[Dataset listings of figures]
— begin —

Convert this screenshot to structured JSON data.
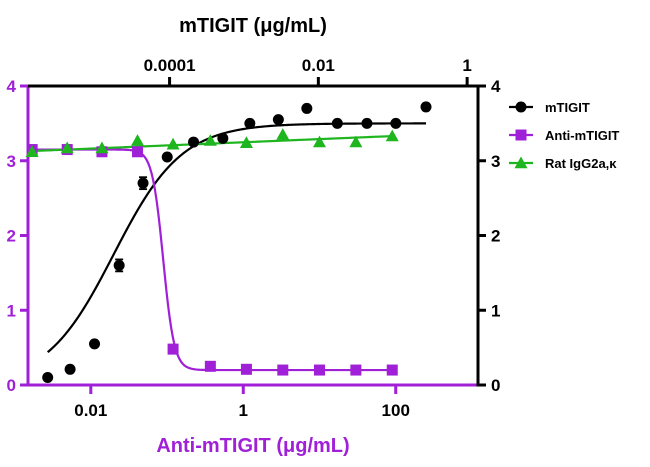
{
  "chart_data": {
    "type": "scatter",
    "title": "",
    "xlabel_bottom": "Anti-mTIGIT (μg/mL)",
    "xlabel_top": "mTIGIT (μg/mL)",
    "ylabel": "",
    "x_scale": "log",
    "x_bottom_range": [
      0.0015,
      1200
    ],
    "x_bottom_ticks": [
      {
        "value": 0.01,
        "label": "0.01"
      },
      {
        "value": 1,
        "label": "1"
      },
      {
        "value": 100,
        "label": "100"
      }
    ],
    "x_top_range": [
      1.25e-06,
      1.4
    ],
    "x_top_ticks": [
      {
        "value": 0.0001,
        "label": "0.0001"
      },
      {
        "value": 0.01,
        "label": "0.01"
      },
      {
        "value": 1,
        "label": "1"
      }
    ],
    "y_left_range": [
      0,
      4
    ],
    "y_left_ticks": [
      "0",
      "1",
      "2",
      "3",
      "4"
    ],
    "y_right_range": [
      0,
      4
    ],
    "y_right_ticks": [
      "0",
      "1",
      "2",
      "3",
      "4"
    ],
    "grid": false,
    "legend_position": "top-right",
    "colors": {
      "mTIGIT": "#000000",
      "Anti-mTIGIT": "#a020d8",
      "Rat IgG2a,κ": "#1fb51f",
      "left_axis": "#a020d8",
      "right_axis": "#000000"
    },
    "series": [
      {
        "name": "mTIGIT",
        "x_axis": "top",
        "y_axis": "right",
        "marker": "circle",
        "x": [
          2.3e-06,
          4.6e-06,
          9.8e-06,
          2.1e-05,
          4.4e-05,
          9.3e-05,
          0.00021,
          0.00052,
          0.0012,
          0.0029,
          0.007,
          0.018,
          0.045,
          0.11,
          0.28
        ],
        "y": [
          0.1,
          0.21,
          0.55,
          1.6,
          2.7,
          3.05,
          3.25,
          3.3,
          3.5,
          3.55,
          3.7,
          3.5,
          3.5,
          3.5,
          3.72
        ],
        "error": [
          0.02,
          0.02,
          0.03,
          0.08,
          0.08,
          0.04,
          0.03,
          0.03,
          0.03,
          0.03,
          0.03,
          0.03,
          0.03,
          0.03,
          0.03
        ],
        "fit_x": [
          2.3e-06,
          0.28
        ],
        "fit_logEC50": -4.75,
        "fit_hill": 0.95,
        "fit_bottom": 0.0,
        "fit_top": 3.5
      },
      {
        "name": "Anti-mTIGIT",
        "x_axis": "bottom",
        "y_axis": "left",
        "marker": "square",
        "x": [
          0.0017,
          0.0049,
          0.014,
          0.041,
          0.12,
          0.37,
          1.1,
          3.3,
          10,
          30,
          90
        ],
        "y": [
          3.15,
          3.15,
          3.12,
          3.12,
          0.48,
          0.25,
          0.21,
          0.2,
          0.2,
          0.2,
          0.2
        ],
        "fit_x": [
          0.0017,
          90
        ],
        "fit_logEC50": -1.05,
        "fit_hill": -6,
        "fit_bottom": 0.2,
        "fit_top": 3.15
      },
      {
        "name": "Rat IgG2a,κ",
        "x_axis": "bottom",
        "y_axis": "left",
        "marker": "triangle",
        "x": [
          0.0017,
          0.0049,
          0.014,
          0.041,
          0.12,
          0.37,
          1.1,
          3.3,
          10,
          30,
          90
        ],
        "y": [
          3.12,
          3.17,
          3.17,
          3.27,
          3.22,
          3.27,
          3.24,
          3.35,
          3.25,
          3.25,
          3.33
        ],
        "fit_x": [
          0.0017,
          90
        ],
        "fit_start": 3.13,
        "fit_end": 3.33
      }
    ]
  }
}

— end —

[EXERCISE DETAILS]
Output, exactly, all the records above; include no pictures.

[SOLVED EXERCISE]
Convert this screenshot to structured JSON data.
{
  "chart_data": {
    "type": "scatter",
    "title": "",
    "xlabel_bottom": "Anti-mTIGIT (μg/mL)",
    "xlabel_top": "mTIGIT (μg/mL)",
    "ylabel": "",
    "x_scale": "log",
    "x_bottom_range": [
      0.0015,
      1200
    ],
    "x_bottom_ticks": [
      {
        "value": 0.01,
        "label": "0.01"
      },
      {
        "value": 1,
        "label": "1"
      },
      {
        "value": 100,
        "label": "100"
      }
    ],
    "x_top_range": [
      1.25e-06,
      1.4
    ],
    "x_top_ticks": [
      {
        "value": 0.0001,
        "label": "0.0001"
      },
      {
        "value": 0.01,
        "label": "0.01"
      },
      {
        "value": 1,
        "label": "1"
      }
    ],
    "y_left_range": [
      0,
      4
    ],
    "y_left_ticks": [
      "0",
      "1",
      "2",
      "3",
      "4"
    ],
    "y_right_range": [
      0,
      4
    ],
    "y_right_ticks": [
      "0",
      "1",
      "2",
      "3",
      "4"
    ],
    "grid": false,
    "legend_position": "top-right",
    "colors": {
      "mTIGIT": "#000000",
      "Anti-mTIGIT": "#a020d8",
      "Rat IgG2a,κ": "#1fb51f",
      "left_axis": "#a020d8",
      "right_axis": "#000000"
    },
    "series": [
      {
        "name": "mTIGIT",
        "x_axis": "top",
        "y_axis": "right",
        "marker": "circle",
        "x": [
          2.3e-06,
          4.6e-06,
          9.8e-06,
          2.1e-05,
          4.4e-05,
          9.3e-05,
          0.00021,
          0.00052,
          0.0012,
          0.0029,
          0.007,
          0.018,
          0.045,
          0.11,
          0.28
        ],
        "y": [
          0.1,
          0.21,
          0.55,
          1.6,
          2.7,
          3.05,
          3.25,
          3.3,
          3.5,
          3.55,
          3.7,
          3.5,
          3.5,
          3.5,
          3.72
        ],
        "error": [
          0.02,
          0.02,
          0.03,
          0.08,
          0.08,
          0.04,
          0.03,
          0.03,
          0.03,
          0.03,
          0.03,
          0.03,
          0.03,
          0.03,
          0.03
        ],
        "fit_x": [
          2.3e-06,
          0.28
        ],
        "fit_logEC50": -4.75,
        "fit_hill": 0.95,
        "fit_bottom": 0.0,
        "fit_top": 3.5
      },
      {
        "name": "Anti-mTIGIT",
        "x_axis": "bottom",
        "y_axis": "left",
        "marker": "square",
        "x": [
          0.0017,
          0.0049,
          0.014,
          0.041,
          0.12,
          0.37,
          1.1,
          3.3,
          10,
          30,
          90
        ],
        "y": [
          3.15,
          3.15,
          3.12,
          3.12,
          0.48,
          0.25,
          0.21,
          0.2,
          0.2,
          0.2,
          0.2
        ],
        "fit_x": [
          0.0017,
          90
        ],
        "fit_logEC50": -1.05,
        "fit_hill": -6,
        "fit_bottom": 0.2,
        "fit_top": 3.15
      },
      {
        "name": "Rat IgG2a,κ",
        "x_axis": "bottom",
        "y_axis": "left",
        "marker": "triangle",
        "x": [
          0.0017,
          0.0049,
          0.014,
          0.041,
          0.12,
          0.37,
          1.1,
          3.3,
          10,
          30,
          90
        ],
        "y": [
          3.12,
          3.17,
          3.17,
          3.27,
          3.22,
          3.27,
          3.24,
          3.35,
          3.25,
          3.25,
          3.33
        ],
        "fit_x": [
          0.0017,
          90
        ],
        "fit_start": 3.13,
        "fit_end": 3.33
      }
    ]
  }
}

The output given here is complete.